PROBLEM TO SOLVE: Within the material below, find each line bearing the word "Quick" and present it.
+===+
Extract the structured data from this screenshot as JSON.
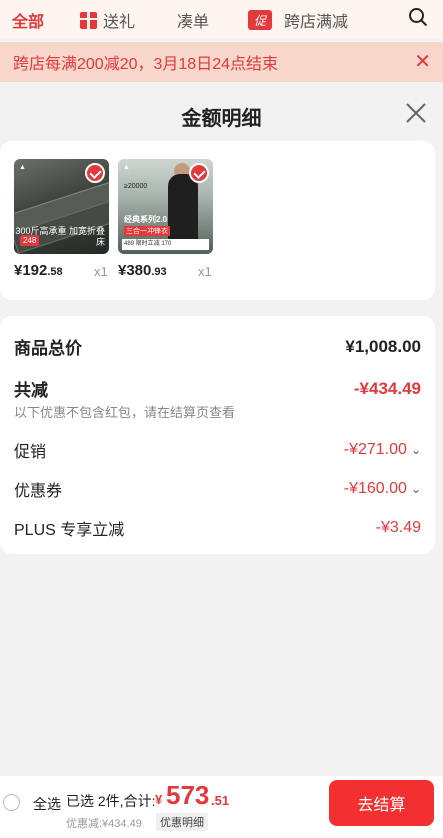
{
  "top_nav": {
    "tabs": [
      "全部",
      "送礼",
      "凑单",
      "跨店满减"
    ],
    "promo_icon_text": "促"
  },
  "notice": {
    "text": "跨店每满200减20，3月18日24点结束"
  },
  "sheet": {
    "title": "金额明细",
    "products": [
      {
        "image_caption": "300斤高承重 加宽折叠床",
        "image_price_badge": "248",
        "price_int": "¥192",
        "price_dec": ".58",
        "qty": "x1"
      },
      {
        "image_caption_1": "≥20000",
        "image_caption_2": "经典系列2.0",
        "image_caption_3": "三合一冲锋衣",
        "image_caption_4": "489 限时立减 170",
        "price_int": "¥380",
        "price_dec": ".93",
        "qty": "x1"
      }
    ],
    "summary": {
      "total_label": "商品总价",
      "total_value": "¥1,008.00",
      "reduce_label": "共减",
      "reduce_value": "-¥434.49",
      "reduce_note": "以下优惠不包含红包，请在结算页查看",
      "promo_label": "促销",
      "promo_value": "-¥271.00",
      "coupon_label": "优惠券",
      "coupon_value": "-¥160.00",
      "plus_label": "PLUS 专享立减",
      "plus_value": "-¥3.49"
    }
  },
  "bottom_bar": {
    "select_all": "全选",
    "selected_text": "已选 2件,合计:",
    "total_symbol": "¥",
    "total_int": "573",
    "total_dec": ".51",
    "discount_text": "优惠减:¥434.49",
    "detail_link": "优惠明细",
    "checkout": "去结算"
  },
  "colors": {
    "accent": "#e4393c",
    "checkout_bg": "#f23030"
  }
}
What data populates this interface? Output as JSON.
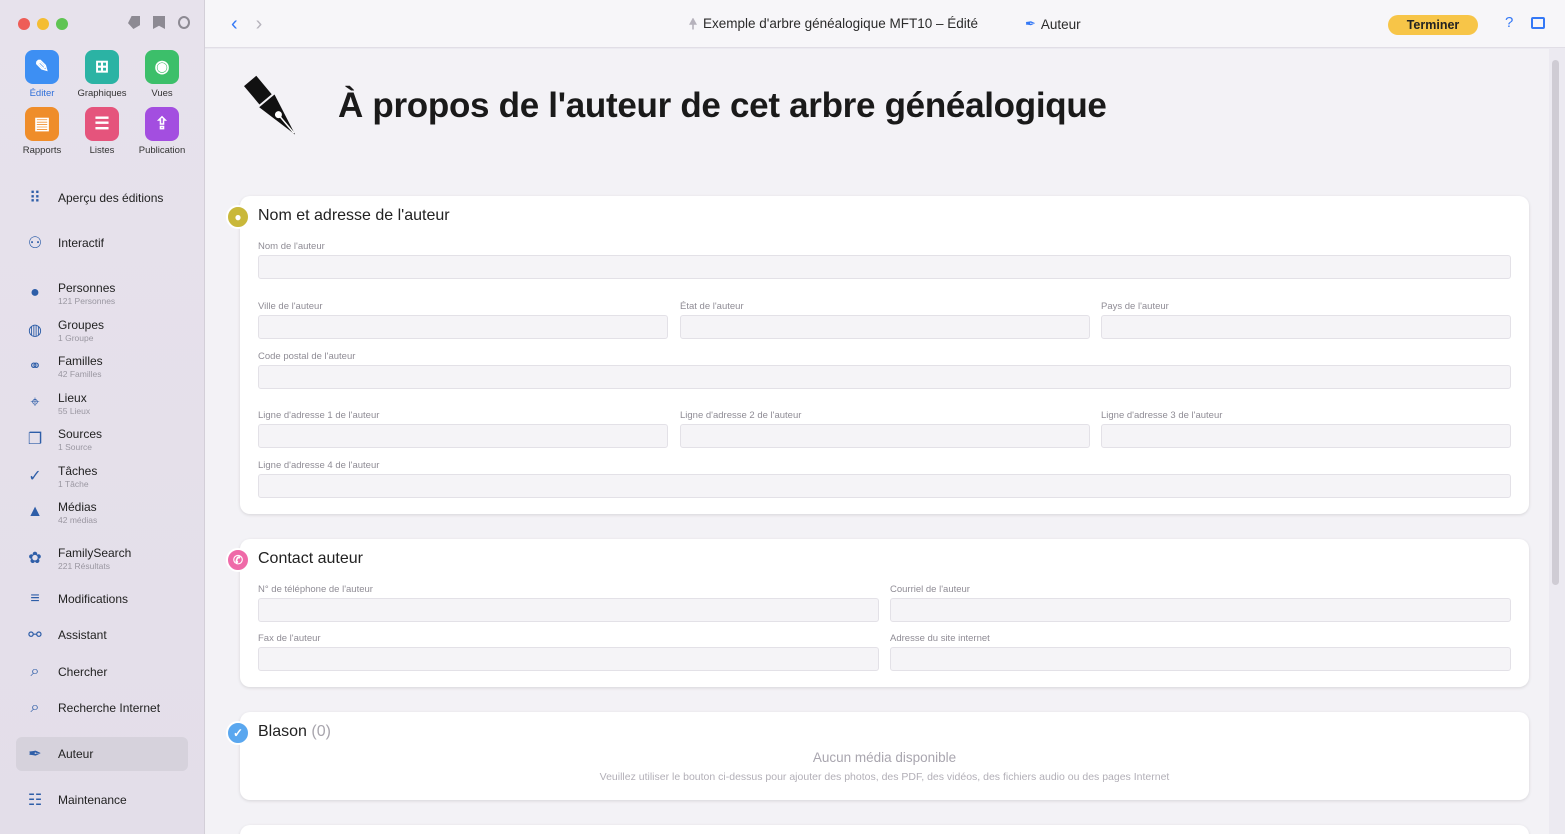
{
  "sidebar": {
    "apps": [
      {
        "label": "Éditer",
        "icon": "pencil-icon",
        "color": "#3d8ff3",
        "glyph": "✎",
        "label_color": "#2e6fd9"
      },
      {
        "label": "Graphiques",
        "icon": "chart-tree-icon",
        "color": "#2bb3a4",
        "glyph": "⊞",
        "label_color": "#333"
      },
      {
        "label": "Vues",
        "icon": "eye-icon",
        "color": "#3cbf6a",
        "glyph": "◉",
        "label_color": "#333"
      },
      {
        "label": "Rapports",
        "icon": "report-icon",
        "color": "#ef8d2a",
        "glyph": "▤",
        "label_color": "#333"
      },
      {
        "label": "Listes",
        "icon": "list-icon",
        "color": "#e5547c",
        "glyph": "☰",
        "label_color": "#333"
      },
      {
        "label": "Publication",
        "icon": "publish-icon",
        "color": "#a34ee0",
        "glyph": "⇪",
        "label_color": "#333"
      }
    ],
    "nav": [
      {
        "label": "Aperçu des éditions",
        "sub": "",
        "icon": "grid-icon",
        "glyph": "⠿"
      },
      {
        "label": "Interactif",
        "sub": "",
        "icon": "tree-icon",
        "glyph": "⚇"
      },
      {
        "label": "Personnes",
        "sub": "121 Personnes",
        "icon": "person-icon",
        "glyph": "●"
      },
      {
        "label": "Groupes",
        "sub": "1 Groupe",
        "icon": "group-icon",
        "glyph": "◍"
      },
      {
        "label": "Familles",
        "sub": "42 Familles",
        "icon": "rings-icon",
        "glyph": "⚭"
      },
      {
        "label": "Lieux",
        "sub": "55 Lieux",
        "icon": "pin-icon",
        "glyph": "⌖"
      },
      {
        "label": "Sources",
        "sub": "1 Source",
        "icon": "sources-icon",
        "glyph": "❐"
      },
      {
        "label": "Tâches",
        "sub": "1 Tâche",
        "icon": "checkmark-icon",
        "glyph": "✓"
      },
      {
        "label": "Médias",
        "sub": "42 médias",
        "icon": "media-icon",
        "glyph": "▲"
      },
      {
        "label": "FamilySearch",
        "sub": "221 Résultats",
        "icon": "familysearch-icon",
        "glyph": "✿"
      },
      {
        "label": "Modifications",
        "sub": "",
        "icon": "list-lines-icon",
        "glyph": "≡"
      },
      {
        "label": "Assistant",
        "sub": "",
        "icon": "assistant-icon",
        "glyph": "⚯"
      },
      {
        "label": "Chercher",
        "sub": "",
        "icon": "magnifier-icon",
        "glyph": "⌕"
      },
      {
        "label": "Recherche Internet",
        "sub": "",
        "icon": "globe-search-icon",
        "glyph": "⌕"
      },
      {
        "label": "Auteur",
        "sub": "",
        "icon": "fountain-pen-icon",
        "glyph": "✒"
      },
      {
        "label": "Maintenance",
        "sub": "",
        "icon": "maintenance-icon",
        "glyph": "☷"
      }
    ],
    "active": "Auteur"
  },
  "topbar": {
    "document_title": "Exemple d'arbre généalogique MFT10 – Édité",
    "breadcrumb": "Auteur",
    "finish_label": "Terminer",
    "help_label": "?"
  },
  "page": {
    "title": "À propos de l'auteur de cet arbre généalogique"
  },
  "sections": {
    "name_address": {
      "title": "Nom et adresse de l'auteur",
      "badge_color": "#c9b83a",
      "fields": {
        "name": {
          "label": "Nom de l'auteur",
          "value": ""
        },
        "city": {
          "label": "Ville de l'auteur",
          "value": ""
        },
        "state": {
          "label": "État de l'auteur",
          "value": ""
        },
        "country": {
          "label": "Pays de l'auteur",
          "value": ""
        },
        "postal": {
          "label": "Code postal de l'auteur",
          "value": ""
        },
        "addr1": {
          "label": "Ligne d'adresse 1 de l'auteur",
          "value": ""
        },
        "addr2": {
          "label": "Ligne d'adresse 2 de l'auteur",
          "value": ""
        },
        "addr3": {
          "label": "Ligne d'adresse 3 de l'auteur",
          "value": ""
        },
        "addr4": {
          "label": "Ligne d'adresse 4 de l'auteur",
          "value": ""
        }
      }
    },
    "contact": {
      "title": "Contact auteur",
      "badge_color": "#ef6aa8",
      "fields": {
        "phone": {
          "label": "N° de téléphone de l'auteur",
          "value": ""
        },
        "email": {
          "label": "Courriel de l'auteur",
          "value": ""
        },
        "fax": {
          "label": "Fax de l'auteur",
          "value": ""
        },
        "website": {
          "label": "Adresse du site internet",
          "value": ""
        }
      }
    },
    "crest": {
      "title": "Blason",
      "count": "(0)",
      "badge_color": "#5aa7ef",
      "empty_title": "Aucun média disponible",
      "empty_desc": "Veuillez utiliser le bouton ci-dessus pour ajouter des photos, des PDF, des vidéos, des fichiers audio ou des pages Internet"
    }
  }
}
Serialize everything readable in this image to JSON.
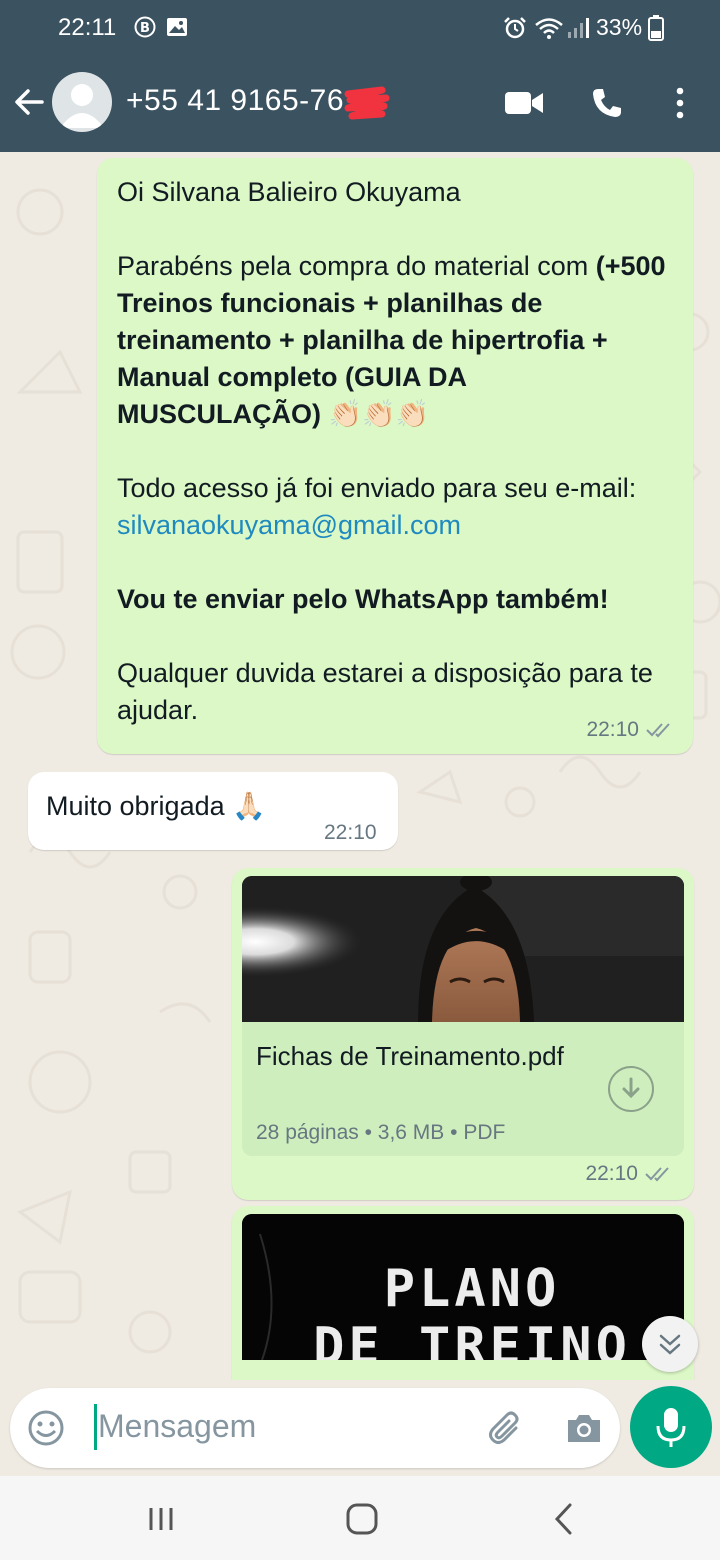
{
  "status_bar": {
    "time": "22:11",
    "battery": "33%"
  },
  "header": {
    "contact": "+55 41 9165-76"
  },
  "messages": {
    "m1": {
      "greeting": "Oi Silvana Balieiro Okuyama",
      "p2_prefix": "Parabéns pela compra do material com ",
      "p2_bold": "(+500 Treinos funcionais + planilhas de treinamento + planilha de hipertrofia + Manual completo (GUIA DA MUSCULAÇÃO)",
      "p2_emoji": " 👏🏻👏🏻👏🏻",
      "p3_prefix": "Todo acesso já foi enviado para seu e-mail: ",
      "p3_email": "silvanaokuyama@gmail.com",
      "p4_bold": "Vou te enviar pelo WhatsApp também!",
      "p5": "Qualquer duvida estarei a disposição para te ajudar.",
      "time": "22:10"
    },
    "m2": {
      "text": "Muito obrigada 🙏🏻",
      "time": "22:10"
    },
    "m3": {
      "doc_name": "Fichas de Treinamento.pdf",
      "doc_meta": "28 páginas • 3,6 MB • PDF",
      "time": "22:10"
    },
    "m4": {
      "thumb_text_line1": "PLANO",
      "thumb_text_line2": "DE TREINO"
    }
  },
  "input": {
    "placeholder": "Mensagem"
  },
  "colors": {
    "header_bg": "#3b5260",
    "outgoing_bubble": "#dcf8c6",
    "incoming_bubble": "#ffffff",
    "accent": "#00a884",
    "link": "#1f8ac0"
  },
  "icons": [
    "back-arrow-icon",
    "avatar-icon",
    "video-call-icon",
    "phone-icon",
    "more-options-icon",
    "double-check-icon",
    "download-icon",
    "chevron-double-down-icon",
    "emoji-icon",
    "attach-icon",
    "camera-icon",
    "mic-icon"
  ]
}
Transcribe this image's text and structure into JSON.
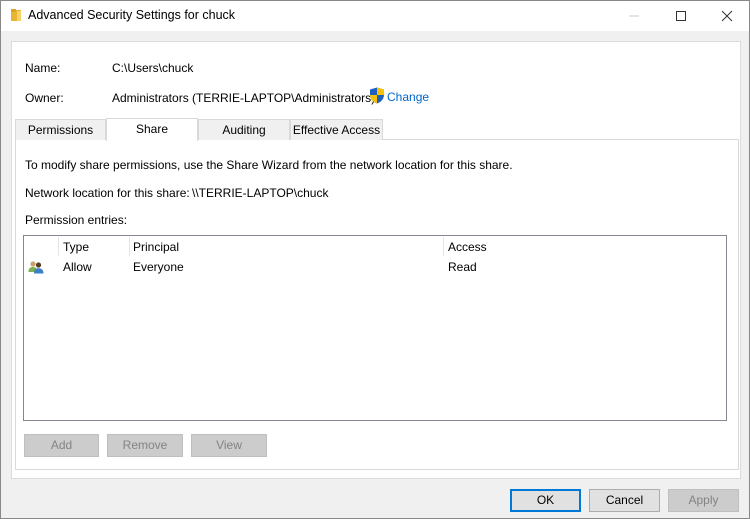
{
  "window": {
    "title": "Advanced Security Settings for chuck",
    "controls": {
      "minimize": "minimize",
      "maximize": "maximize",
      "close": "close"
    }
  },
  "header": {
    "name_label": "Name:",
    "name_value": "C:\\Users\\chuck",
    "owner_label": "Owner:",
    "owner_value": "Administrators (TERRIE-LAPTOP\\Administrators)",
    "change_link": "Change"
  },
  "tabs": [
    {
      "label": "Permissions",
      "active": false
    },
    {
      "label": "Share",
      "active": true
    },
    {
      "label": "Auditing",
      "active": false
    },
    {
      "label": "Effective Access",
      "active": false
    }
  ],
  "share": {
    "info_text": "To modify share permissions, use the Share Wizard from the network location for this share.",
    "network_location_label": "Network location for this share:",
    "network_location_value": "\\\\TERRIE-LAPTOP\\chuck",
    "entries_label": "Permission entries:",
    "columns": [
      "Type",
      "Principal",
      "Access"
    ],
    "rows": [
      {
        "icon": "user-group-icon",
        "type": "Allow",
        "principal": "Everyone",
        "access": "Read"
      }
    ],
    "buttons": {
      "add": "Add",
      "remove": "Remove",
      "view": "View"
    }
  },
  "footer": {
    "ok": "OK",
    "cancel": "Cancel",
    "apply": "Apply"
  },
  "colors": {
    "link": "#0066cc",
    "default_button_border": "#0078d7",
    "disabled_text": "#838383"
  }
}
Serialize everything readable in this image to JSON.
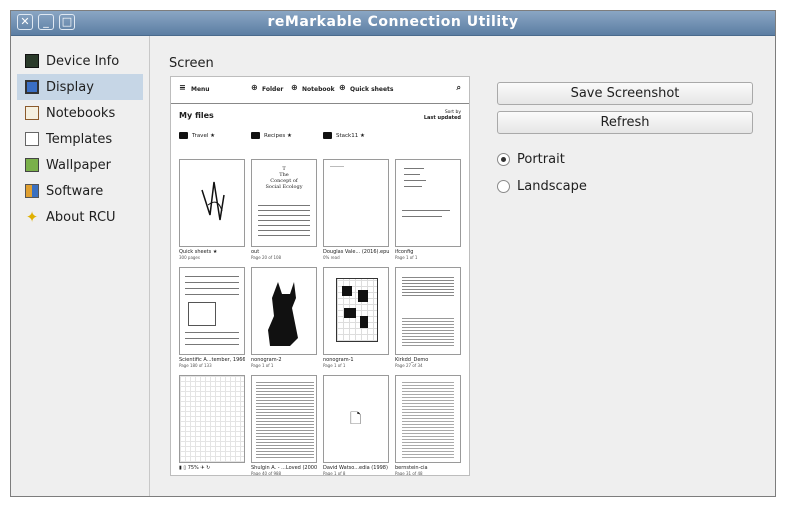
{
  "window": {
    "title": "reMarkable Connection Utility"
  },
  "sidebar": {
    "items": [
      {
        "label": "Device Info",
        "icon": "pulse-monitor-icon",
        "selected": false
      },
      {
        "label": "Display",
        "icon": "monitor-icon",
        "selected": true
      },
      {
        "label": "Notebooks",
        "icon": "notebook-pen-icon",
        "selected": false
      },
      {
        "label": "Templates",
        "icon": "template-pages-icon",
        "selected": false
      },
      {
        "label": "Wallpaper",
        "icon": "wallpaper-icon",
        "selected": false
      },
      {
        "label": "Software",
        "icon": "software-package-icon",
        "selected": false
      },
      {
        "label": "About RCU",
        "icon": "star-icon",
        "selected": false
      }
    ]
  },
  "display": {
    "screen_label": "Screen",
    "save_label": "Save Screenshot",
    "refresh_label": "Refresh",
    "orientation": {
      "portrait": "Portrait",
      "landscape": "Landscape",
      "selected": "portrait"
    }
  },
  "device": {
    "menu": "Menu",
    "folder": "Folder",
    "notebook": "Notebook",
    "quick_sheets": "Quick sheets",
    "heading": "My files",
    "sort_by": "Sort by",
    "sort_value": "Last updated",
    "folders": [
      "Travel",
      "Recipes",
      "Stack11"
    ],
    "docs": [
      {
        "name": "Quick sheets",
        "sub": "300 pages"
      },
      {
        "name": "out",
        "sub": "Page 20 of 108"
      },
      {
        "name": "Douglas Vale... (2016).epub",
        "sub": "0% read"
      },
      {
        "name": "ifconfig",
        "sub": "Page 1 of 1"
      },
      {
        "name": "Scientific A...tember, 1966",
        "sub": "Page 180 of 133"
      },
      {
        "name": "nonogram-2",
        "sub": "Page 1 of 1"
      },
      {
        "name": "nonogram-1",
        "sub": "Page 1 of 1"
      },
      {
        "name": "Kirkdd_Demo",
        "sub": "Page 27 of 34"
      },
      {
        "name": "",
        "sub": ""
      },
      {
        "name": "Shulgin A. - ...Loved (2000)",
        "sub": "Page 40 of 988"
      },
      {
        "name": "David Watso...edia (1998)",
        "sub": "Page 1 of 8"
      },
      {
        "name": "bernstein-cia",
        "sub": "Page 31 of 48"
      }
    ],
    "status_text": "75%"
  }
}
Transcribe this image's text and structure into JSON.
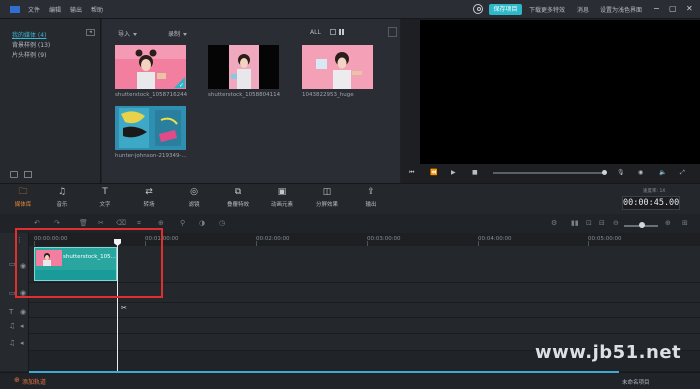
+===+
SOLUTION BELOW:
    "quick_sheets": "Quick sheets",
        "name": "Quick sheets",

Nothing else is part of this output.